> GIVEN INSTRUCTION
Which lines in the material below contain the word "kontroli"? Copy each of them.

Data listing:
--- --- ---
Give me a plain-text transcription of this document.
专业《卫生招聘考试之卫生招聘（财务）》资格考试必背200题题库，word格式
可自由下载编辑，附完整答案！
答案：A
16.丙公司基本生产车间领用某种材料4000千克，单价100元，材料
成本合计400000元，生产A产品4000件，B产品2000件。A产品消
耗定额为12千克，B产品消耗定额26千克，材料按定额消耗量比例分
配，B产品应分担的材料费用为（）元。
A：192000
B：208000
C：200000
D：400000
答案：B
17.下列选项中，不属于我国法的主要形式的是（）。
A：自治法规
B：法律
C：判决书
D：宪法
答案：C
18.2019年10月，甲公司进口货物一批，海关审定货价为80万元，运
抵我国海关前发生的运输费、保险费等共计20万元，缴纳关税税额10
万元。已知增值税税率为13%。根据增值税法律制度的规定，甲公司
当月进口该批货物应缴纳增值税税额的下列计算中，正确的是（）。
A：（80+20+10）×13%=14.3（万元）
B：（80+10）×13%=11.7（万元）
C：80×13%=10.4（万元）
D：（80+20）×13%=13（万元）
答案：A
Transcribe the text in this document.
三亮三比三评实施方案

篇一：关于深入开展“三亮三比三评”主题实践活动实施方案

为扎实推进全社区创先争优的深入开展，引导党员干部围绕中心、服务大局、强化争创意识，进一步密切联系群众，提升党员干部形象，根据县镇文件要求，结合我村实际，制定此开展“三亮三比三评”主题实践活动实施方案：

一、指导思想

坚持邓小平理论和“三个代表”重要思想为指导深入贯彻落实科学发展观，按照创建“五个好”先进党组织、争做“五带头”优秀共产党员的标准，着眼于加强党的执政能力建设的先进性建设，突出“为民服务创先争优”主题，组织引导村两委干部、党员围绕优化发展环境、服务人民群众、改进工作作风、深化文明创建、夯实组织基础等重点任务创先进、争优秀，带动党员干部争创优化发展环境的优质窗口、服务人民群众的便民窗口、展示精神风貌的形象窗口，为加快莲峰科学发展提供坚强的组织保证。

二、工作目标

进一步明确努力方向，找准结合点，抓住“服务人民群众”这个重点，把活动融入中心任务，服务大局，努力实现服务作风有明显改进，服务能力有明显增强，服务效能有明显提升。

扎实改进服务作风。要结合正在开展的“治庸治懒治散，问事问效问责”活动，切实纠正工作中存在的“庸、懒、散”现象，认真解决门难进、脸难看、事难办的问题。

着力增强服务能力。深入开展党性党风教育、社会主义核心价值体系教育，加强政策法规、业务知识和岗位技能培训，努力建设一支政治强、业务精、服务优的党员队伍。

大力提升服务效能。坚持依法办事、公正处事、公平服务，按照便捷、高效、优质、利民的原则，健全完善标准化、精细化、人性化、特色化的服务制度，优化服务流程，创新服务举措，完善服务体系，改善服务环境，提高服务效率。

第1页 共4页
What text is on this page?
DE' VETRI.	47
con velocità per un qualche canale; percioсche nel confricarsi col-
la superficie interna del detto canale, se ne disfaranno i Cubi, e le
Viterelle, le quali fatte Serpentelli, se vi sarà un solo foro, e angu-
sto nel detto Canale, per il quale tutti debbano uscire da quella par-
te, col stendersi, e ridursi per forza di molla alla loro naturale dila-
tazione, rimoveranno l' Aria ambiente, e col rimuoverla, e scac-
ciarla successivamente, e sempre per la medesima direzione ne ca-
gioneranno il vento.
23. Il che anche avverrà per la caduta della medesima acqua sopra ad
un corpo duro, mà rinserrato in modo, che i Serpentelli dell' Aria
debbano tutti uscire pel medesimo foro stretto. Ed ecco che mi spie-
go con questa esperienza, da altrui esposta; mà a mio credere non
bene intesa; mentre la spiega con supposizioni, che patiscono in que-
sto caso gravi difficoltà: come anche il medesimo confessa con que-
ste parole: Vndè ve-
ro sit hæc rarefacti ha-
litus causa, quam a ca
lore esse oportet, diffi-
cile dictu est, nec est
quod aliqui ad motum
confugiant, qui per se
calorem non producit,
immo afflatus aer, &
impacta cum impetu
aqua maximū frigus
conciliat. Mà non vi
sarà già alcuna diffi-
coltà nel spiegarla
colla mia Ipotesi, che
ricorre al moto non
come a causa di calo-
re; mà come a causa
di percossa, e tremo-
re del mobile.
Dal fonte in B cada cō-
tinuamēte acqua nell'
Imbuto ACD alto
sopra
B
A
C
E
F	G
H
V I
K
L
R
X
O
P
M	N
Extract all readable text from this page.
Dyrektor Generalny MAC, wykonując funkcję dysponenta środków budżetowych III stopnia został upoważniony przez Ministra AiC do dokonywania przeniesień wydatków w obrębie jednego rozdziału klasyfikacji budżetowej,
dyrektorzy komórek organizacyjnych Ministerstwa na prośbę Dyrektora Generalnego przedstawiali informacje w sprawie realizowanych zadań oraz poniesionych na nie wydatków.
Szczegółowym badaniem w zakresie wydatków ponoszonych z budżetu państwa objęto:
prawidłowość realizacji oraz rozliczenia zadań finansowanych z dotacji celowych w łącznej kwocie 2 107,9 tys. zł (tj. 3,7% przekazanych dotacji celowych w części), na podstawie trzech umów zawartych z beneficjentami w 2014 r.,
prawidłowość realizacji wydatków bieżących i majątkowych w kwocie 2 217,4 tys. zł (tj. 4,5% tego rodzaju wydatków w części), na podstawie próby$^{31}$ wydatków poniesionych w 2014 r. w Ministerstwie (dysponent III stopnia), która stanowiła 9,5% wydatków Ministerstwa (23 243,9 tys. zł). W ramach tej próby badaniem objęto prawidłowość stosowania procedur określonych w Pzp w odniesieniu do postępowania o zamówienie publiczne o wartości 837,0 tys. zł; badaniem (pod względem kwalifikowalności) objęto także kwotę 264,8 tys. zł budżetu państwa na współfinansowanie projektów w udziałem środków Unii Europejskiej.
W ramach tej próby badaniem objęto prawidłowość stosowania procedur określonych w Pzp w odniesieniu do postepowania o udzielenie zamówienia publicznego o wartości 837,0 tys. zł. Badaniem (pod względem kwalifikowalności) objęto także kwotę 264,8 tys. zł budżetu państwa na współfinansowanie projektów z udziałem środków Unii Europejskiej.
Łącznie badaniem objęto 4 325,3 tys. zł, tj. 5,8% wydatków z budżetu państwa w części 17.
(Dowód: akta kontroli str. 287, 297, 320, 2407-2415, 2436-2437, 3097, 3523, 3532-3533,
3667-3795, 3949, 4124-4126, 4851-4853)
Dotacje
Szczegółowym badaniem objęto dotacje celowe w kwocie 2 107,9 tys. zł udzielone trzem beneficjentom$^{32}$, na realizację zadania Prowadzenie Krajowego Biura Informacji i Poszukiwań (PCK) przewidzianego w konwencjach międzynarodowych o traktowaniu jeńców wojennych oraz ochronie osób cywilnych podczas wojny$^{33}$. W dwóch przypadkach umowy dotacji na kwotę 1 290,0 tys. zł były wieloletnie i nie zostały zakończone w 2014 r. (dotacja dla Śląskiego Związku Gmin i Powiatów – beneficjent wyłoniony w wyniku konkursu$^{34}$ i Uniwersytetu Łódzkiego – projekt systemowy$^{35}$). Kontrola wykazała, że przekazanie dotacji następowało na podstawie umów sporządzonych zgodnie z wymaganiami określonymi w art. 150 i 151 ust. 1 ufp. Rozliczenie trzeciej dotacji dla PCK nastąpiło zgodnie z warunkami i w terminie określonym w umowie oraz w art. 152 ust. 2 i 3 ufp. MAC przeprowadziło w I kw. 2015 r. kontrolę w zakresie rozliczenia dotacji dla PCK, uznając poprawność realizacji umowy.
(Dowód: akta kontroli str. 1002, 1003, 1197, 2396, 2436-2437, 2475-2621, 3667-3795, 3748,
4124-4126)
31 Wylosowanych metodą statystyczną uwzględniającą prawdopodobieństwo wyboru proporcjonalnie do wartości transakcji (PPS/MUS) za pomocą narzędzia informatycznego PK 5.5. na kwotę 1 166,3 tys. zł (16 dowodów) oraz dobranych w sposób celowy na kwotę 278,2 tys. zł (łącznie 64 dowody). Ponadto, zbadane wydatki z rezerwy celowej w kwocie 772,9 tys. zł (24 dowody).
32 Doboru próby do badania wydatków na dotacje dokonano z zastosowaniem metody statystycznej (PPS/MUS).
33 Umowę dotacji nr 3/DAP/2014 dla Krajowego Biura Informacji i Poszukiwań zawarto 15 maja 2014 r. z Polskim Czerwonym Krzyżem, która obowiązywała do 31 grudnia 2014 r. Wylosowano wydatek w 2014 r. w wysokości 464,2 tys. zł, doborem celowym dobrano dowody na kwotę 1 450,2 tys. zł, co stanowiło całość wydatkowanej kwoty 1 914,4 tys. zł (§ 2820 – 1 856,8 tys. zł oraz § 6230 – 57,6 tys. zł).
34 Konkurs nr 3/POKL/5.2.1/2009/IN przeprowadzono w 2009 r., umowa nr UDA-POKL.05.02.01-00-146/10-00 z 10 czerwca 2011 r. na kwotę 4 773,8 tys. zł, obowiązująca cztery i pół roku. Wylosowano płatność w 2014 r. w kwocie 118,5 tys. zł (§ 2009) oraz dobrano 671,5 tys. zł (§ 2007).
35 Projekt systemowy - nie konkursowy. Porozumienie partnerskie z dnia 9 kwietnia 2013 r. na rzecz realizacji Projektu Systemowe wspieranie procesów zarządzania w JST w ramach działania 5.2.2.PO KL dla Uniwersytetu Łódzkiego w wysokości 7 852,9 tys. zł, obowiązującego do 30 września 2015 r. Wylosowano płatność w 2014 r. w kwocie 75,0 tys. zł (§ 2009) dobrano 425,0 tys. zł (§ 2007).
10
--- --- ---
> THE SOLUTION
(Dowód: akta kontroli str. 287, 297, 320, 2407-2415, 2436-2437, 3097, 3523, 3532-3533,
(Dowód: akta kontroli str. 1002, 1003, 1197, 2396, 2436-2437, 2475-2621, 3667-3795, 3748,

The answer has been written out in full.